# Records for the task
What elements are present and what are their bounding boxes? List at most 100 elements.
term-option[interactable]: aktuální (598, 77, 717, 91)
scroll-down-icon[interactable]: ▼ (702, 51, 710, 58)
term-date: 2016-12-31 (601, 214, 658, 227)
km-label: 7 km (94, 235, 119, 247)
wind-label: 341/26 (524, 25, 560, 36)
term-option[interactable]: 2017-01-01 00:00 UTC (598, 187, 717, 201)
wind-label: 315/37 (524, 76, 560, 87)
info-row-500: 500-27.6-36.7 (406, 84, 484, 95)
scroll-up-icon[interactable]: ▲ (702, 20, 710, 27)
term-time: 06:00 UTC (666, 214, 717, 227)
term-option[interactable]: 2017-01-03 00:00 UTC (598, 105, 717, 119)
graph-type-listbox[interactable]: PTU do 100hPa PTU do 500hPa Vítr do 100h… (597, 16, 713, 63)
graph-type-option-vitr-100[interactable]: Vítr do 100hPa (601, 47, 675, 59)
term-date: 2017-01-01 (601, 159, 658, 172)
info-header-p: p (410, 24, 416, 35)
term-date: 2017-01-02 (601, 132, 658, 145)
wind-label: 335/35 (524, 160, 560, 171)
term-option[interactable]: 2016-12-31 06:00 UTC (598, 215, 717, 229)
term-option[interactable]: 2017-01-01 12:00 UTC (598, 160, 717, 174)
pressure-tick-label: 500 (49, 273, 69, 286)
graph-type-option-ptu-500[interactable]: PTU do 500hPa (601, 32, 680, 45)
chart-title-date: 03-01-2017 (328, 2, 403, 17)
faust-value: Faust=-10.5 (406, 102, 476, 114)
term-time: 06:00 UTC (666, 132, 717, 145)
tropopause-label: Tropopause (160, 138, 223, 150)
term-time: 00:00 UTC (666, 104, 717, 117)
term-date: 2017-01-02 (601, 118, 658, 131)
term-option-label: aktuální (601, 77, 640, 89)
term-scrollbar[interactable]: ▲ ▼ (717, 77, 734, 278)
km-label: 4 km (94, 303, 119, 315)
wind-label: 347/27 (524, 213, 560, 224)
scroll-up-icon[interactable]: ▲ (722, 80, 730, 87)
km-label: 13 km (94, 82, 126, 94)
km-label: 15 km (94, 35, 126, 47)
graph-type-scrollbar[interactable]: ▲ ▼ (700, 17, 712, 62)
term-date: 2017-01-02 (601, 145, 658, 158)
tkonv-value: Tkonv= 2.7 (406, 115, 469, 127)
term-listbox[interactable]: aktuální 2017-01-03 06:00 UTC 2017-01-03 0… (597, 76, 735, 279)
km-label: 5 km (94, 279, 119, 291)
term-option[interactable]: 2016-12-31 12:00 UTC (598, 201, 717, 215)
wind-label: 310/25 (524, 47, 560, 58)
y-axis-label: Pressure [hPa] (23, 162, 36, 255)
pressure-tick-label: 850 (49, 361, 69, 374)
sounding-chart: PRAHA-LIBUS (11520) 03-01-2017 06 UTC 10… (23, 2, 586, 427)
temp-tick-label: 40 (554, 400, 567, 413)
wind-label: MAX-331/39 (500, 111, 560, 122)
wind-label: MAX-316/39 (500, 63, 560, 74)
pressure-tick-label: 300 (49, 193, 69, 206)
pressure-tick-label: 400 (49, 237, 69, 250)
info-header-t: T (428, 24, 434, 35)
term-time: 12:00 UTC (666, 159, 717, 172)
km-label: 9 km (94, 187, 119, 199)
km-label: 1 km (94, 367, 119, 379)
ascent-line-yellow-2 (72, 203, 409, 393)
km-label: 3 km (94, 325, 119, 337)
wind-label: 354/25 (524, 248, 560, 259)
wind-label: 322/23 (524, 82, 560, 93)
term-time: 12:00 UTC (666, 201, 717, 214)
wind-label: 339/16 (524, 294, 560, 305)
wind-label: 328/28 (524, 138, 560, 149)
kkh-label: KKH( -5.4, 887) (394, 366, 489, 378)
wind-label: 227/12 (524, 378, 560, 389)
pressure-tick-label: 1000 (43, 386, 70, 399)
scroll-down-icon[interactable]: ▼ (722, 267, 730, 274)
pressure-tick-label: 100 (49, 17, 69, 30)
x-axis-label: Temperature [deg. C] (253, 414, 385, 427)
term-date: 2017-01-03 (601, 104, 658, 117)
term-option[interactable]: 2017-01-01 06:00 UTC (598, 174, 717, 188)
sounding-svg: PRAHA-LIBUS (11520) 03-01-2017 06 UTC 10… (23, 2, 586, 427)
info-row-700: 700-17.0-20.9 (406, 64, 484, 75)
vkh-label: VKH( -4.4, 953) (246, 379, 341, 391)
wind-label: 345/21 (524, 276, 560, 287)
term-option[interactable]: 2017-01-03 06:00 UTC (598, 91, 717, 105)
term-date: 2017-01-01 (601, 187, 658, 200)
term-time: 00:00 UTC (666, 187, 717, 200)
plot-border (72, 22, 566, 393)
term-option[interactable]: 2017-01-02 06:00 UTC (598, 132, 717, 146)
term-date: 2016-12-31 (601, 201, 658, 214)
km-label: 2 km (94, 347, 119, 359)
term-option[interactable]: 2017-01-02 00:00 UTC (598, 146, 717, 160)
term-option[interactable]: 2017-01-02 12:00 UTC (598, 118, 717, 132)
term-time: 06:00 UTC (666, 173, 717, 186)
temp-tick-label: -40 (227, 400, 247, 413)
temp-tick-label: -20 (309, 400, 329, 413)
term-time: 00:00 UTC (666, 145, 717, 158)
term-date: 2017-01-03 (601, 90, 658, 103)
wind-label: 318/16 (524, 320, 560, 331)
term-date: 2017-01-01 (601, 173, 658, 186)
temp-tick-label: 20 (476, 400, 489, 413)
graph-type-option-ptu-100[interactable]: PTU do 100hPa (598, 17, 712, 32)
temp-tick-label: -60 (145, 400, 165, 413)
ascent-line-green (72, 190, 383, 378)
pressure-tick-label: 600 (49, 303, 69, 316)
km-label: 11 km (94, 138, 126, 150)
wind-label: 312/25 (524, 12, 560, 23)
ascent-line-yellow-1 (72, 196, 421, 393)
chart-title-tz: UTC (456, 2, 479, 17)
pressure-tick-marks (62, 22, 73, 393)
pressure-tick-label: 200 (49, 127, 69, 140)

# Aim of the exercise
Give each line of the item above as a JSON list of strings, one string per line, and leave out blank lines.

# Final result
[
  "What elements are present and what are their bounding boxes? List at most 100 elements.",
  "term-option[interactable]: aktuální (598, 77, 717, 91)",
  "scroll-down-icon[interactable]: ▼ (702, 51, 710, 58)",
  "term-date: 2016-12-31 (601, 214, 658, 227)",
  "km-label: 7 km (94, 235, 119, 247)",
  "wind-label: 341/26 (524, 25, 560, 36)",
  "term-option[interactable]: 2017-01-01 00:00 UTC (598, 187, 717, 201)",
  "wind-label: 315/37 (524, 76, 560, 87)",
  "info-row-500: 500-27.6-36.7 (406, 84, 484, 95)",
  "scroll-up-icon[interactable]: ▲ (702, 20, 710, 27)",
  "term-time: 06:00 UTC (666, 214, 717, 227)",
  "term-option[interactable]: 2017-01-03 00:00 UTC (598, 105, 717, 119)",
  "graph-type-listbox[interactable]: PTU do 100hPa PTU do 500hPa Vítr do 100h… (597, 16, 713, 63)",
  "graph-type-option-vitr-100[interactable]: Vítr do 100hPa (601, 47, 675, 59)",
  "term-date: 2017-01-01 (601, 159, 658, 172)",
  "info-header-p: p (410, 24, 416, 35)",
  "term-date: 2017-01-02 (601, 132, 658, 145)",
  "wind-label: 335/35 (524, 160, 560, 171)",
  "term-option[interactable]: 2016-12-31 06:00 UTC (598, 215, 717, 229)",
  "term-option[interactable]: 2017-01-01 12:00 UTC (598, 160, 717, 174)",
  "pressure-tick-label: 500 (49, 273, 69, 286)",
  "graph-type-option-ptu-500[interactable]: PTU do 500hPa (601, 32, 680, 45)",
  "chart-title-date: 03-01-2017 (328, 2, 403, 17)",
  "faust-value: Faust=-10.5 (406, 102, 476, 114)",
  "term-time: 06:00 UTC (666, 132, 717, 145)",
  "tropopause-label: Tropopause (160, 138, 223, 150)",
  "term-time: 00:00 UTC (666, 104, 717, 117)",
  "term-date: 2017-01-02 (601, 118, 658, 131)",
  "term-option-label: aktuální (601, 77, 640, 89)",
  "term-scrollbar[interactable]: ▲ ▼ (717, 77, 734, 278)",
  "km-label: 4 km (94, 303, 119, 315)",
  "wind-label: 347/27 (524, 213, 560, 224)",
  "scroll-up-icon[interactable]: ▲ (722, 80, 730, 87)",
  "km-label: 13 km (94, 82, 126, 94)",
  "km-label: 15 km (94, 35, 126, 47)",
  "graph-type-scrollbar[interactable]: ▲ ▼ (700, 17, 712, 62)",
  "term-date: 2017-01-02 (601, 145, 658, 158)",
  "tkonv-value: Tkonv= 2.7 (406, 115, 469, 127)",
  "term-listbox[interactable]: aktuální 2017-01-03 06:00 UTC 2017-01-03 0… (597, 76, 735, 279)",
  "km-label: 5 km (94, 279, 119, 291)",
  "term-option[interactable]: 2016-12-31 12:00 UTC (598, 201, 717, 215)",
  "wind-label: 310/25 (524, 47, 560, 58)",
  "y-axis-label: Pressure [hPa] (23, 162, 36, 255)",
  "pressure-tick-label: 850 (49, 361, 69, 374)",
  "sounding-chart: PRAHA-LIBUS (11520) 03-01-2017 06 UTC 10… (23, 2, 586, 427)",
  "temp-tick-label: 40 (554, 400, 567, 413)",
  "wind-label: MAX-331/39 (500, 111, 560, 122)",
  "wind-label: MAX-316/39 (500, 63, 560, 74)",
  "pressure-tick-label: 300 (49, 193, 69, 206)",
  "pressure-tick-label: 400 (49, 237, 69, 250)",
  "info-header-t: T (428, 24, 434, 35)",
  "term-time: 12:00 UTC (666, 159, 717, 172)",
  "km-label: 9 km (94, 187, 119, 199)",
  "km-label: 1 km (94, 367, 119, 379)",
  "ascent-line-yellow-2 (72, 203, 409, 393)",
  "km-label: 3 km (94, 325, 119, 337)",
  "wind-label: 354/25 (524, 248, 560, 259)",
  "wind-label: 322/23 (524, 82, 560, 93)",
  "term-time: 12:00 UTC (666, 201, 717, 214)",
  "wind-label: 339/16 (524, 294, 560, 305)",
  "wind-label: 328/28 (524, 138, 560, 149)",
  "kkh-label: KKH( -5.4, 887) (394, 366, 489, 378)",
  "wind-label: 227/12 (524, 378, 560, 389)",
  "pressure-tick-label: 1000 (43, 386, 70, 399)",
  "scroll-down-icon[interactable]: ▼ (722, 267, 730, 274)",
  "pressure-tick-label: 100 (49, 17, 69, 30)",
  "x-axis-label: Temperature [deg. C] (253, 414, 385, 427)",
  "term-date: 2017-01-03 (601, 104, 658, 117)",
  "term-option[interactable]: 2017-01-01 06:00 UTC (598, 174, 717, 188)",
  "sounding-svg: PRAHA-LIBUS (11520) 03-01-2017 06 UTC 10… (23, 2, 586, 427)",
  "info-row-700: 700-17.0-20.9 (406, 64, 484, 75)",
  "vkh-label: VKH( -4.4, 953) (246, 379, 341, 391)",
  "wind-label: 345/21 (524, 276, 560, 287)",
  "term-option[interactable]: 2017-01-03 06:00 UTC (598, 91, 717, 105)",
  "term-date: 2017-01-01 (601, 187, 658, 200)",
  "term-time: 00:00 UTC (666, 187, 717, 200)",
  "plot-border (72, 22, 566, 393)",
  "term-option[interactable]: 2017-01-02 06:00 UTC (598, 132, 717, 146)",
  "term-date: 2016-12-31 (601, 201, 658, 214)",
  "km-label: 2 km (94, 347, 119, 359)",
  "term-option[interactable]: 2017-01-02 00:00 UTC (598, 146, 717, 160)",
  "term-option[interactable]: 2017-01-02 12:00 UTC (598, 118, 717, 132)",
  "term-time: 06:00 UTC (666, 173, 717, 186)",
  "temp-tick-label: -40 (227, 400, 247, 413)",
  "temp-tick-label: -20 (309, 400, 329, 413)",
  "term-time: 00:00 UTC (666, 145, 717, 158)",
  "term-date: 2017-01-03 (601, 90, 658, 103)",
  "wind-label: 318/16 (524, 320, 560, 331)",
  "term-date: 2017-01-01 (601, 173, 658, 186)",
  "temp-tick-label: 20 (476, 400, 489, 413)",
  "graph-type-option-ptu-100[interactable]: PTU do 100hPa (598, 17, 712, 32)",
  "temp-tick-label: -60 (145, 400, 165, 413)",
  "ascent-line-green (72, 190, 383, 378)",
  "pressure-tick-label: 600 (49, 303, 69, 316)",
  "km-label: 11 km (94, 138, 126, 150)",
  "wind-label: 312/25 (524, 12, 560, 23)",
  "ascent-line-yellow-1 (72, 196, 421, 393)",
  "chart-title-tz: UTC (456, 2, 479, 17)",
  "pressure-tick-marks (62, 22, 73, 393)",
  "pressure-tick-label: 200 (49, 127, 69, 140)"
]